Problem to solve - Within the data that follows, how many lines carry the string "Geschichten"? Give the number alone.

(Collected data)
####################
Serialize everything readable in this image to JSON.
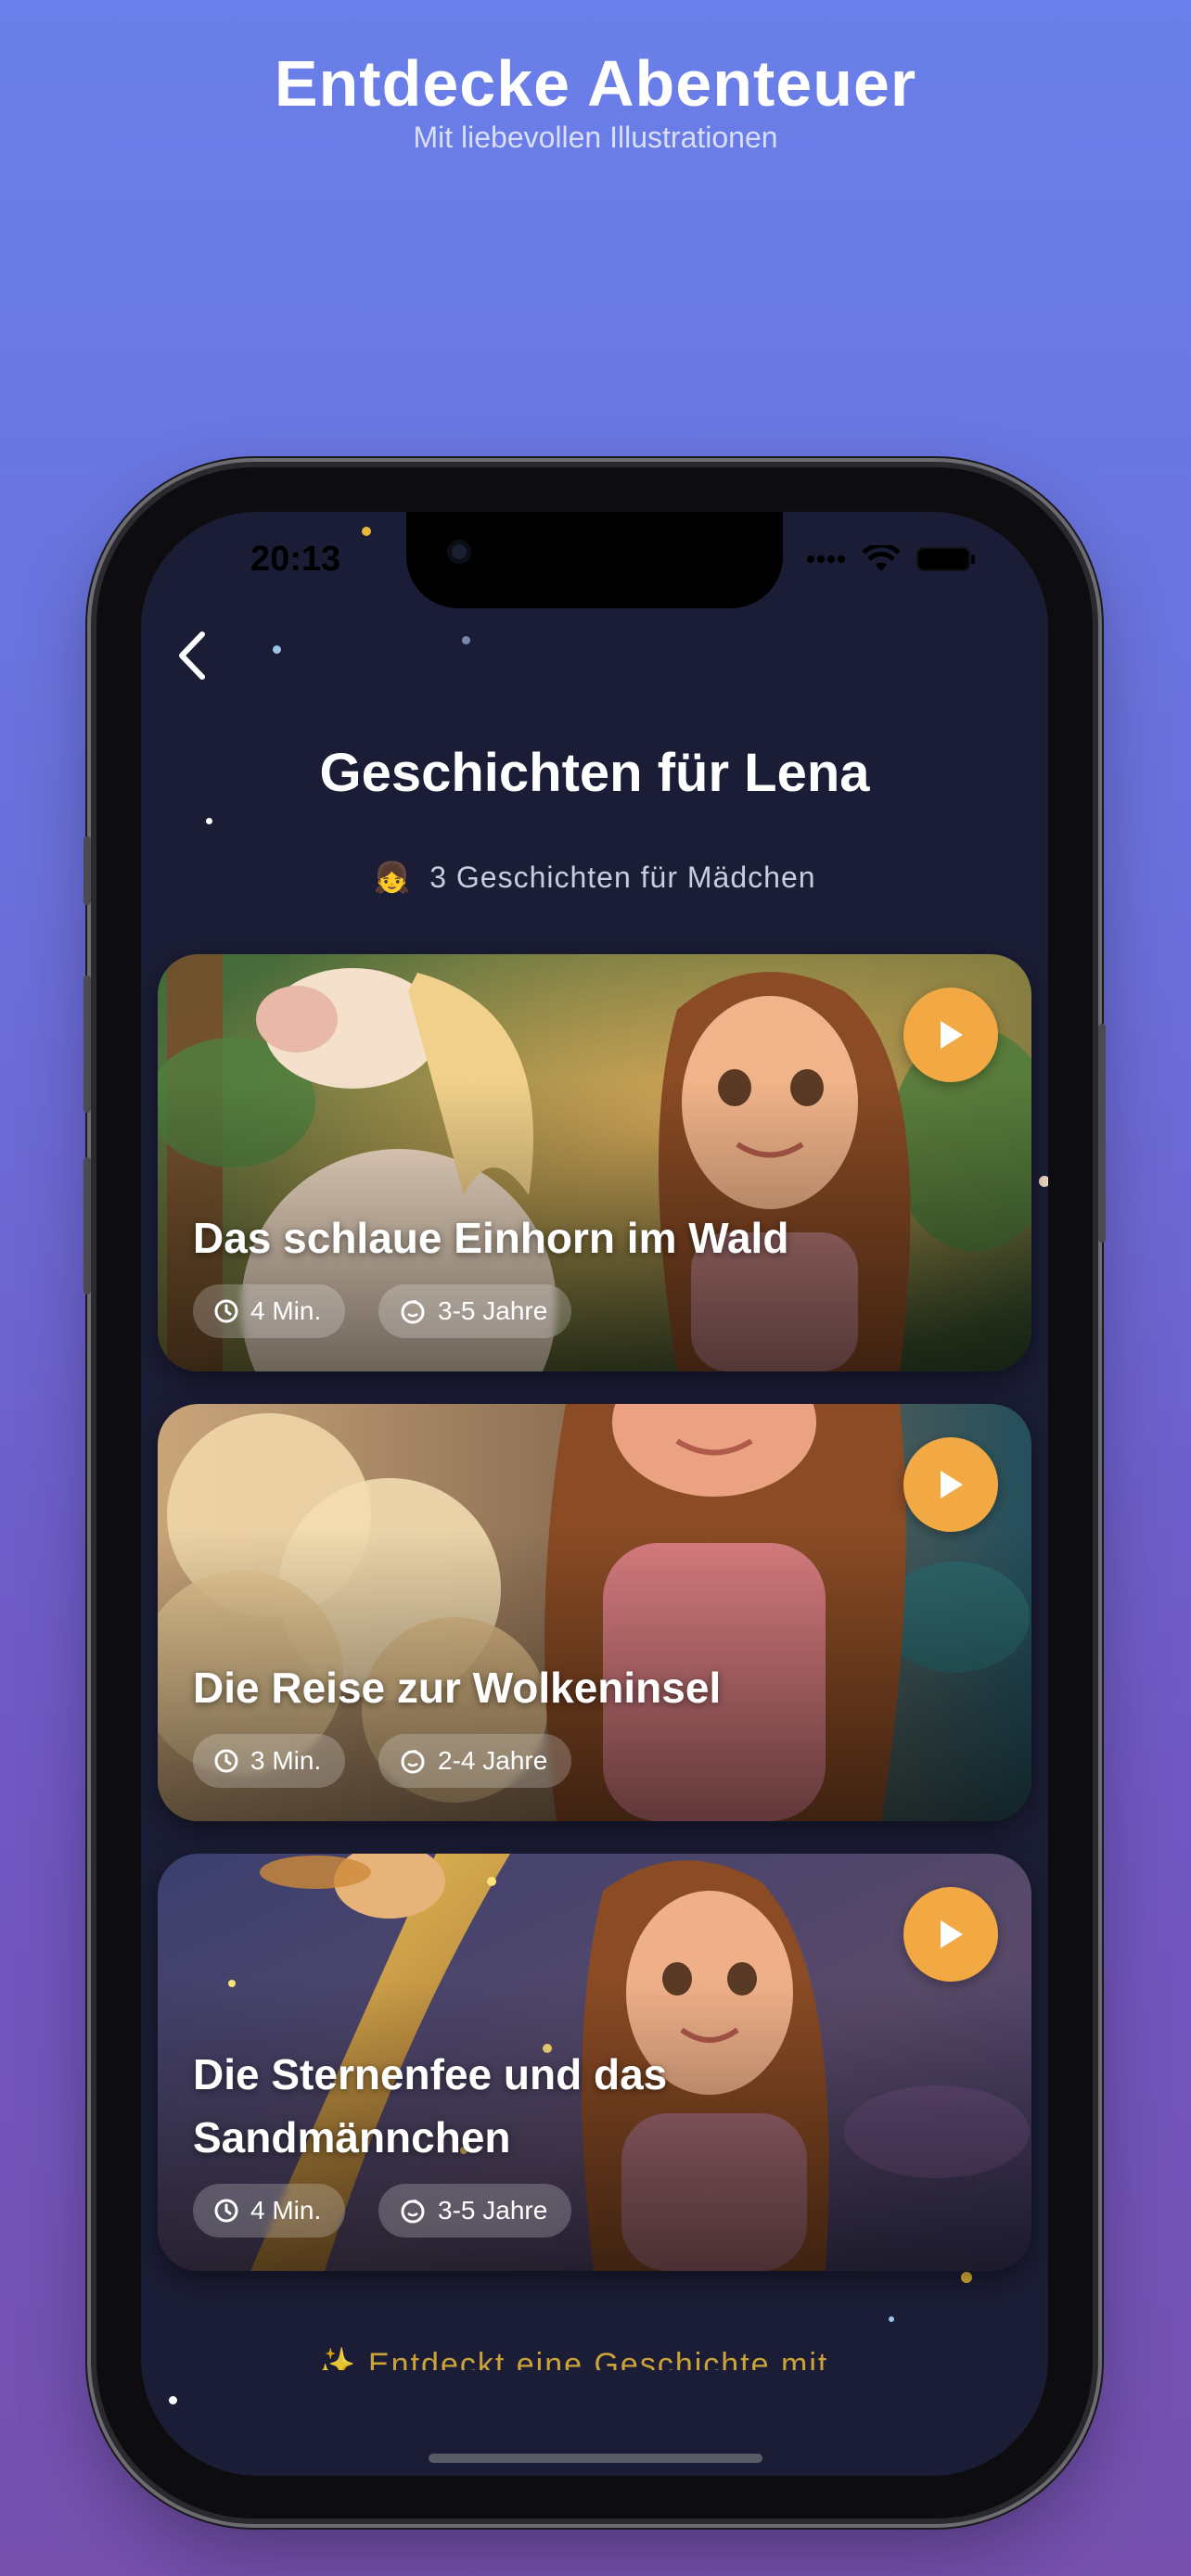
{
  "promo": {
    "title": "Entdecke Abenteuer",
    "subtitle": "Mit liebevollen Illustrationen"
  },
  "status_bar": {
    "time": "20:13",
    "icons": [
      "signal-icon",
      "wifi-icon",
      "battery-icon"
    ]
  },
  "header": {
    "back_icon": "chevron-left-icon",
    "title": "Geschichten für Lena",
    "subtitle_emoji": "👧",
    "subtitle": "3 Geschichten für Mädchen"
  },
  "stories": [
    {
      "title": "Das schlaue Einhorn im Wald",
      "duration": "4 Min.",
      "age": "3-5 Jahre"
    },
    {
      "title": "Die Reise zur Wolkeninsel",
      "duration": "3 Min.",
      "age": "2-4 Jahre"
    },
    {
      "title": "Die Sternenfee und das Sandmännchen",
      "duration": "4 Min.",
      "age": "3-5 Jahre"
    }
  ],
  "footer": {
    "teaser": "✨ Entdeckt eine Geschichte mit …"
  },
  "colors": {
    "accent": "#f2a944",
    "screen_bg": "#1b1d36",
    "background_top": "#6a7fe9",
    "background_bottom": "#7550ad"
  }
}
####################
Response - 2